A run of records:
* begin *

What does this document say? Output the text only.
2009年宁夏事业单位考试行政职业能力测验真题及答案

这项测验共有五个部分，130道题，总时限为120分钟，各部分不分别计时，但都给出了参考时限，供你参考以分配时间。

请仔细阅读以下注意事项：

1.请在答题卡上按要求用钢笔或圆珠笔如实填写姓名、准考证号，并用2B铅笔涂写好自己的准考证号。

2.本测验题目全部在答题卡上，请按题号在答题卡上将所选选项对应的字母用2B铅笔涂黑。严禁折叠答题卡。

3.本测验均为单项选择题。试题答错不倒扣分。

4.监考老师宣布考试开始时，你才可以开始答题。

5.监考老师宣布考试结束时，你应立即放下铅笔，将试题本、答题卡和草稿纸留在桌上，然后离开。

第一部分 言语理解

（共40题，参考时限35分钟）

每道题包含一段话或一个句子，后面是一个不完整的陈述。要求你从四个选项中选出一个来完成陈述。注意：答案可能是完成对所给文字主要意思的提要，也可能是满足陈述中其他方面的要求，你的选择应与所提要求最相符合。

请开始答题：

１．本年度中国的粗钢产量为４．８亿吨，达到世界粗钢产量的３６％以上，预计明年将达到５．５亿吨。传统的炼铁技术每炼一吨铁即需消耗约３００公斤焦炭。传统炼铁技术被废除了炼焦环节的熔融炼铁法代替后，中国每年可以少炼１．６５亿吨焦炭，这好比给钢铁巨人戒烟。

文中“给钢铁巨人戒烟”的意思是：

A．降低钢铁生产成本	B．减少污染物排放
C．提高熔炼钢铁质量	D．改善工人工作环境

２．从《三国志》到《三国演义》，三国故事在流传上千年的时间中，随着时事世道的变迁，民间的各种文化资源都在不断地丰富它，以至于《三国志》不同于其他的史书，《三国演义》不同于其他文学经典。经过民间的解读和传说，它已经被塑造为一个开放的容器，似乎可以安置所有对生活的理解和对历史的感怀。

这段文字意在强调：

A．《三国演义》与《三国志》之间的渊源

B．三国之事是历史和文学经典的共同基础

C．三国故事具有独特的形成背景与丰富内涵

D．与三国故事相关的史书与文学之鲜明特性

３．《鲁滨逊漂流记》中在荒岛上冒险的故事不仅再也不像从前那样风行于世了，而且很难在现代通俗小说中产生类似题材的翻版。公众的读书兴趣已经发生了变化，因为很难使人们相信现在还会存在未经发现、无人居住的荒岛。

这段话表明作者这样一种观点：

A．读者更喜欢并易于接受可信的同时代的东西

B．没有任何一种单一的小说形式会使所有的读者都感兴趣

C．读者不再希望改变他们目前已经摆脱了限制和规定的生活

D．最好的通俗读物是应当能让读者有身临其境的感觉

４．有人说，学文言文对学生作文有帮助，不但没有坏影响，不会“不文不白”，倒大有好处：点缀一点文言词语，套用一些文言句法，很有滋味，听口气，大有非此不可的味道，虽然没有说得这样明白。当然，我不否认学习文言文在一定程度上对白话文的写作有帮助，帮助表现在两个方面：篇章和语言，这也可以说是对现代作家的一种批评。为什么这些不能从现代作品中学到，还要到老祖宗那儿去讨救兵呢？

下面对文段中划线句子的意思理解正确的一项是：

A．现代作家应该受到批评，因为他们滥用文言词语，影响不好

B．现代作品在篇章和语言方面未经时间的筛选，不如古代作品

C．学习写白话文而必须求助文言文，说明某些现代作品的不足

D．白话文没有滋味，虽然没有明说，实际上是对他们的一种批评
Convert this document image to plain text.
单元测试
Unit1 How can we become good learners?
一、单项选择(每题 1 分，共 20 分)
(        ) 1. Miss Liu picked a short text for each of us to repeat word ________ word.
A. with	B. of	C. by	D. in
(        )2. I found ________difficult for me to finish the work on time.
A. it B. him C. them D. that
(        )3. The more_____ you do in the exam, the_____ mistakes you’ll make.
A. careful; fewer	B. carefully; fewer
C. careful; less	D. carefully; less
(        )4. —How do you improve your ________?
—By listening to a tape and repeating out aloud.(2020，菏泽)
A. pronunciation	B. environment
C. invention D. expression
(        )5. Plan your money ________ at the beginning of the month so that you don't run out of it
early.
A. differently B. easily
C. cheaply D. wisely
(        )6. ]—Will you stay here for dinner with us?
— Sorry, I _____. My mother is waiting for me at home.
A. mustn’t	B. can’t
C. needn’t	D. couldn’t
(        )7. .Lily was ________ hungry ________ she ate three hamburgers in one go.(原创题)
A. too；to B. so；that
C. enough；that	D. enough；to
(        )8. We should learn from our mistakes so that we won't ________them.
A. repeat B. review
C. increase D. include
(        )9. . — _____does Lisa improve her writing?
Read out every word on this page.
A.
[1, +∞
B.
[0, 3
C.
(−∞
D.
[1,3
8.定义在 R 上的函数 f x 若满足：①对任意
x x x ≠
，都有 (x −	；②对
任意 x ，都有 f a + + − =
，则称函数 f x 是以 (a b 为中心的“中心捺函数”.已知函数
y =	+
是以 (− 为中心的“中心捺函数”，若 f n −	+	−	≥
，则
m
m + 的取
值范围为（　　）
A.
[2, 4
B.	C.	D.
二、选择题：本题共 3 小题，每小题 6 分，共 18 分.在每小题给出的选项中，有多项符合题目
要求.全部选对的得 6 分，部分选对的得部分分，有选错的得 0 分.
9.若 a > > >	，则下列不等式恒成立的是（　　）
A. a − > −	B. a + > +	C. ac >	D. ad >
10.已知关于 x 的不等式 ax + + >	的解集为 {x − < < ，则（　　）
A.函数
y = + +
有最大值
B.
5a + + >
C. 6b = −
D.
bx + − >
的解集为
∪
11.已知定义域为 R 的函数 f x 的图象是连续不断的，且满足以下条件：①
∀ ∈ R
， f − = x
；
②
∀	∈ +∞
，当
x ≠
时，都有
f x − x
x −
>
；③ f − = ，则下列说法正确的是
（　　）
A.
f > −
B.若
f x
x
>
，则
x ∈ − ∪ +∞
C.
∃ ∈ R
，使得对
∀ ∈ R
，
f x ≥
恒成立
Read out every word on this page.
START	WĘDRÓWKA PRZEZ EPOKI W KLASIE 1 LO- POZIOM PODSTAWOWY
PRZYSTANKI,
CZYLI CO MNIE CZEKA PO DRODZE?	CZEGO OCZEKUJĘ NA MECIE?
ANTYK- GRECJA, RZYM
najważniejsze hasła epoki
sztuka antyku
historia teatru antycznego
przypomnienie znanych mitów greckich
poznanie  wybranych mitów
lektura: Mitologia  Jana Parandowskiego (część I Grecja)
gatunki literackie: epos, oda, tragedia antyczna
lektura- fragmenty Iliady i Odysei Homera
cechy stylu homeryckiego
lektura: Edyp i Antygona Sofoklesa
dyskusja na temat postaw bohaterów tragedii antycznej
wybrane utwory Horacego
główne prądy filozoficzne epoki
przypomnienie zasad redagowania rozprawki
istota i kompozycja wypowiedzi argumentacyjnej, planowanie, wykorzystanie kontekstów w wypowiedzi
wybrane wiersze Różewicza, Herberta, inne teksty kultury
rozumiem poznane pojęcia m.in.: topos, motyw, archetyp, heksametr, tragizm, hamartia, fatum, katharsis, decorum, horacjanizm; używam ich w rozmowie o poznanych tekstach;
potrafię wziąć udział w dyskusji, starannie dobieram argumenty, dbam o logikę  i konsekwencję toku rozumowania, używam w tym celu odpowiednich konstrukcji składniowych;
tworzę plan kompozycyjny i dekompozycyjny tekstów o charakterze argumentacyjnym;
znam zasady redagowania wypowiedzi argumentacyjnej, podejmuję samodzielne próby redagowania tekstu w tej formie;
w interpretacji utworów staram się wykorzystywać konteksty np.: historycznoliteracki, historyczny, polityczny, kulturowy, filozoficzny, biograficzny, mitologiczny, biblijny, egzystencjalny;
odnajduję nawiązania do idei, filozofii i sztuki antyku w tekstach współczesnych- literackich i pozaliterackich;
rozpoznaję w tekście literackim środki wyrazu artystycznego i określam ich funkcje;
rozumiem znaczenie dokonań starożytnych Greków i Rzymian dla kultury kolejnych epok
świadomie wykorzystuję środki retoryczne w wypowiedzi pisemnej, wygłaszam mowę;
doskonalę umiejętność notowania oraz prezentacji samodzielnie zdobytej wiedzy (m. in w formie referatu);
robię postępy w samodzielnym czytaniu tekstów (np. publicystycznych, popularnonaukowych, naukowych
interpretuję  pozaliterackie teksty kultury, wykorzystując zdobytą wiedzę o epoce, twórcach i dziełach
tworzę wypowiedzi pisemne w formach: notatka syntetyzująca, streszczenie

* end *

• _PROBLEM REQUIREMENTS_
Return all lines containing "为中心的".

• _WRITTEN SOLUTION_
，则称函数 f x 是以 (a b 为中心的“中心捺函数”.已知函数
是以 (− 为中心的“中心捺函数”，若 f n −	+	−	≥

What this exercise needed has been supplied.